■ What you are asked to do ■
Please rewrite the listing below with "screenshot" changed to "screen capture" and everything else left as it is, omitting the pictures from your answer.

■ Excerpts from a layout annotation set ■

------------

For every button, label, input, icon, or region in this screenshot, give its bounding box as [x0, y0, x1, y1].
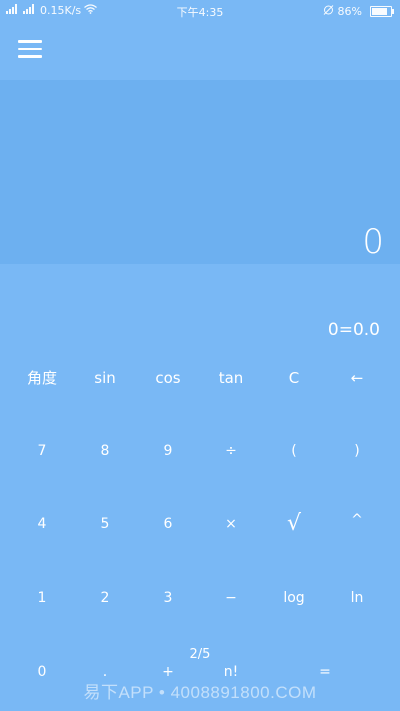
key-3[interactable]: 3 [136, 578, 200, 618]
key-5[interactable]: 5 [73, 504, 137, 544]
key-clear[interactable]: C [262, 358, 326, 398]
key-divide[interactable]: ÷ [199, 431, 263, 471]
key-backspace[interactable]: ← [325, 358, 389, 398]
key-7[interactable]: 7 [10, 431, 74, 471]
key-power[interactable]: ^ [325, 500, 389, 540]
key-4[interactable]: 4 [10, 504, 74, 544]
key-2[interactable]: 2 [73, 578, 137, 618]
key-sqrt[interactable]: √ [262, 504, 326, 544]
key-tan[interactable]: tan [199, 358, 263, 398]
keypad: 角度 sin cos tan C ← 7 8 9 ÷ ( ) 4 5 6 × √… [0, 0, 400, 711]
key-multiply[interactable]: × [199, 504, 263, 544]
page-indicator: 2/5 [189, 647, 211, 662]
key-6[interactable]: 6 [136, 504, 200, 544]
key-angle-mode[interactable]: 角度 [10, 358, 74, 398]
key-ln[interactable]: ln [325, 578, 389, 618]
key-1[interactable]: 1 [10, 578, 74, 618]
key-cos[interactable]: cos [136, 358, 200, 398]
watermark: 易下APP • 4008891800.COM [83, 683, 317, 702]
key-close-paren[interactable]: ) [325, 431, 389, 471]
key-8[interactable]: 8 [73, 431, 137, 471]
key-sin[interactable]: sin [73, 358, 137, 398]
key-log[interactable]: log [262, 578, 326, 618]
key-open-paren[interactable]: ( [262, 431, 326, 471]
key-minus[interactable]: − [199, 578, 263, 618]
key-9[interactable]: 9 [136, 431, 200, 471]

------------

■ Response for this exercise ■
For every button, label, input, icon, or region in this screen capture, give its bounding box as [x0, y0, x1, y1].
key-3[interactable]: 3 [136, 578, 200, 618]
key-5[interactable]: 5 [73, 504, 137, 544]
key-clear[interactable]: C [262, 358, 326, 398]
key-divide[interactable]: ÷ [199, 431, 263, 471]
key-backspace[interactable]: ← [325, 358, 389, 398]
key-7[interactable]: 7 [10, 431, 74, 471]
key-power[interactable]: ^ [325, 500, 389, 540]
key-4[interactable]: 4 [10, 504, 74, 544]
key-2[interactable]: 2 [73, 578, 137, 618]
key-sqrt[interactable]: √ [262, 504, 326, 544]
key-tan[interactable]: tan [199, 358, 263, 398]
keypad: 角度 sin cos tan C ← 7 8 9 ÷ ( ) 4 5 6 × √… [0, 0, 400, 711]
key-multiply[interactable]: × [199, 504, 263, 544]
page-indicator: 2/5 [189, 647, 211, 662]
key-6[interactable]: 6 [136, 504, 200, 544]
key-angle-mode[interactable]: 角度 [10, 358, 74, 398]
key-ln[interactable]: ln [325, 578, 389, 618]
key-1[interactable]: 1 [10, 578, 74, 618]
key-cos[interactable]: cos [136, 358, 200, 398]
watermark: 易下APP • 4008891800.COM [83, 683, 317, 702]
key-close-paren[interactable]: ) [325, 431, 389, 471]
key-8[interactable]: 8 [73, 431, 137, 471]
key-sin[interactable]: sin [73, 358, 137, 398]
key-log[interactable]: log [262, 578, 326, 618]
key-open-paren[interactable]: ( [262, 431, 326, 471]
key-minus[interactable]: − [199, 578, 263, 618]
key-9[interactable]: 9 [136, 431, 200, 471]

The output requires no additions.